#### [What to produce]
Within the records that follow, find every line containing the string "جعفر". Copy those lines.

[Stored records]
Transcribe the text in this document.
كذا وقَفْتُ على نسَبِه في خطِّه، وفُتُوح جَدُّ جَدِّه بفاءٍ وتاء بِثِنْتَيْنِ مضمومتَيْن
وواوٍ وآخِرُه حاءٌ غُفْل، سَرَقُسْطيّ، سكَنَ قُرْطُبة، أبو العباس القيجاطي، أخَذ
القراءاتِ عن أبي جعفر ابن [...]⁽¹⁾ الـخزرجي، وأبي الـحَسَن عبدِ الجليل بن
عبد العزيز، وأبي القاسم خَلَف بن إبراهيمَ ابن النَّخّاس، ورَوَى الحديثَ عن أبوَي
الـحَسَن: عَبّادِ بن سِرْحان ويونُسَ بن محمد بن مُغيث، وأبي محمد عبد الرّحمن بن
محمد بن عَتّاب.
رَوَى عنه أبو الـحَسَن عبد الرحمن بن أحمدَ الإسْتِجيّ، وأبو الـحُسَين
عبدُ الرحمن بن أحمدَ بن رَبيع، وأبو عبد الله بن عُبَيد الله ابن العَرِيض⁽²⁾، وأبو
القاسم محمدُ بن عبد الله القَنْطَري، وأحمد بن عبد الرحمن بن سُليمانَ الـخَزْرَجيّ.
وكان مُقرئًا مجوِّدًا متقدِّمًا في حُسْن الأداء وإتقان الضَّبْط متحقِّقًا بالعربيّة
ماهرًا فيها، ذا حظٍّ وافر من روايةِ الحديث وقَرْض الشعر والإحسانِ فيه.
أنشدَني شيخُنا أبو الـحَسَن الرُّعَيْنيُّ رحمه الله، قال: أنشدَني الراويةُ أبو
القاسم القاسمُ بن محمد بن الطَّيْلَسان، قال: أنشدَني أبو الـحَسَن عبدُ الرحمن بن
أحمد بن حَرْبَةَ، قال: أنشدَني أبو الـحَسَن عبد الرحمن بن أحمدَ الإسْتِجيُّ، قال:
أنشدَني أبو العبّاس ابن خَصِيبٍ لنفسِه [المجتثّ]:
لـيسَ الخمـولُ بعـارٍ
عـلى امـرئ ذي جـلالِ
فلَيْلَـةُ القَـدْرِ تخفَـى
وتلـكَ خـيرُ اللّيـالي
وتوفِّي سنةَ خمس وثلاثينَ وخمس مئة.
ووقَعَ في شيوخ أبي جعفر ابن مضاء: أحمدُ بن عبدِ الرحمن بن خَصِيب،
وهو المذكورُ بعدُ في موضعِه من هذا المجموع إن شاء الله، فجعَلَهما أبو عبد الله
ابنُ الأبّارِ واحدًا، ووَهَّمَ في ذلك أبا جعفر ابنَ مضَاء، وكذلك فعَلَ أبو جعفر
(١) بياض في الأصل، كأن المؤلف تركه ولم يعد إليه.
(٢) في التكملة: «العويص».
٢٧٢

#### [Exercise solution]
القراءاتِ عن أبي جعفر ابن [...]⁽¹⁾ الـخزرجي، وأبي الـحَسَن عبدِ الجليل بن
ووقَعَ في شيوخ أبي جعفر ابن مضاء: أحمدُ بن عبدِ الرحمن بن خَصِيب،
ابنُ الأبّارِ واحدًا، ووَهَّمَ في ذلك أبا جعفر ابنَ مضَاء، وكذلك فعَلَ أبو جعفر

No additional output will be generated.